> Required work
Every entry must be copied word for word.

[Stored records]
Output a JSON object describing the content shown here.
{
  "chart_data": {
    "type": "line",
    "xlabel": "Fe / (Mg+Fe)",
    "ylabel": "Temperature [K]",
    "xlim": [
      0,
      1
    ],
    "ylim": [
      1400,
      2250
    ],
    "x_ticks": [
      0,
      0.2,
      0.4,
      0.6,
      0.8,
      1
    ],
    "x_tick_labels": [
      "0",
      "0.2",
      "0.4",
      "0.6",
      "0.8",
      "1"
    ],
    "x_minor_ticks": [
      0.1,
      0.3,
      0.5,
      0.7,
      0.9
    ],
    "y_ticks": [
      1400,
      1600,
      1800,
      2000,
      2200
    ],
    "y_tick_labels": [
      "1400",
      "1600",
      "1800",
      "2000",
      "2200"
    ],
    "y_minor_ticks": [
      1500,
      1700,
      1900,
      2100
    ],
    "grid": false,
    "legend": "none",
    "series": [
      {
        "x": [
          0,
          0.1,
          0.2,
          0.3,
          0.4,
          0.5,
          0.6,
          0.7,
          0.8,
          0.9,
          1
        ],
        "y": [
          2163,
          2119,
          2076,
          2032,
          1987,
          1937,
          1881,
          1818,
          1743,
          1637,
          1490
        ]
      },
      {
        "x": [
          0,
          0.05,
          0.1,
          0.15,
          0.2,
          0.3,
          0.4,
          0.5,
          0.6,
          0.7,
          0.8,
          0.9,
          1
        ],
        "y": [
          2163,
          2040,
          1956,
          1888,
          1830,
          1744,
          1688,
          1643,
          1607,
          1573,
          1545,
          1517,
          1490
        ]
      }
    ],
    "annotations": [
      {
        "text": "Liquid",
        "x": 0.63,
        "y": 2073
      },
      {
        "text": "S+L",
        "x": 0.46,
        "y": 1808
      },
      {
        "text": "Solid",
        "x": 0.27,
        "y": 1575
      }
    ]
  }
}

> Full output
Output a JSON object describing the content shown here.
{
  "chart_data": {
    "type": "line",
    "xlabel": "Fe / (Mg+Fe)",
    "ylabel": "Temperature [K]",
    "xlim": [
      0,
      1
    ],
    "ylim": [
      1400,
      2250
    ],
    "x_ticks": [
      0,
      0.2,
      0.4,
      0.6,
      0.8,
      1
    ],
    "x_tick_labels": [
      "0",
      "0.2",
      "0.4",
      "0.6",
      "0.8",
      "1"
    ],
    "x_minor_ticks": [
      0.1,
      0.3,
      0.5,
      0.7,
      0.9
    ],
    "y_ticks": [
      1400,
      1600,
      1800,
      2000,
      2200
    ],
    "y_tick_labels": [
      "1400",
      "1600",
      "1800",
      "2000",
      "2200"
    ],
    "y_minor_ticks": [
      1500,
      1700,
      1900,
      2100
    ],
    "grid": false,
    "legend": "none",
    "series": [
      {
        "x": [
          0,
          0.1,
          0.2,
          0.3,
          0.4,
          0.5,
          0.6,
          0.7,
          0.8,
          0.9,
          1
        ],
        "y": [
          2163,
          2119,
          2076,
          2032,
          1987,
          1937,
          1881,
          1818,
          1743,
          1637,
          1490
        ]
      },
      {
        "x": [
          0,
          0.05,
          0.1,
          0.15,
          0.2,
          0.3,
          0.4,
          0.5,
          0.6,
          0.7,
          0.8,
          0.9,
          1
        ],
        "y": [
          2163,
          2040,
          1956,
          1888,
          1830,
          1744,
          1688,
          1643,
          1607,
          1573,
          1545,
          1517,
          1490
        ]
      }
    ],
    "annotations": [
      {
        "text": "Liquid",
        "x": 0.63,
        "y": 2073
      },
      {
        "text": "S+L",
        "x": 0.46,
        "y": 1808
      },
      {
        "text": "Solid",
        "x": 0.27,
        "y": 1575
      }
    ]
  }
}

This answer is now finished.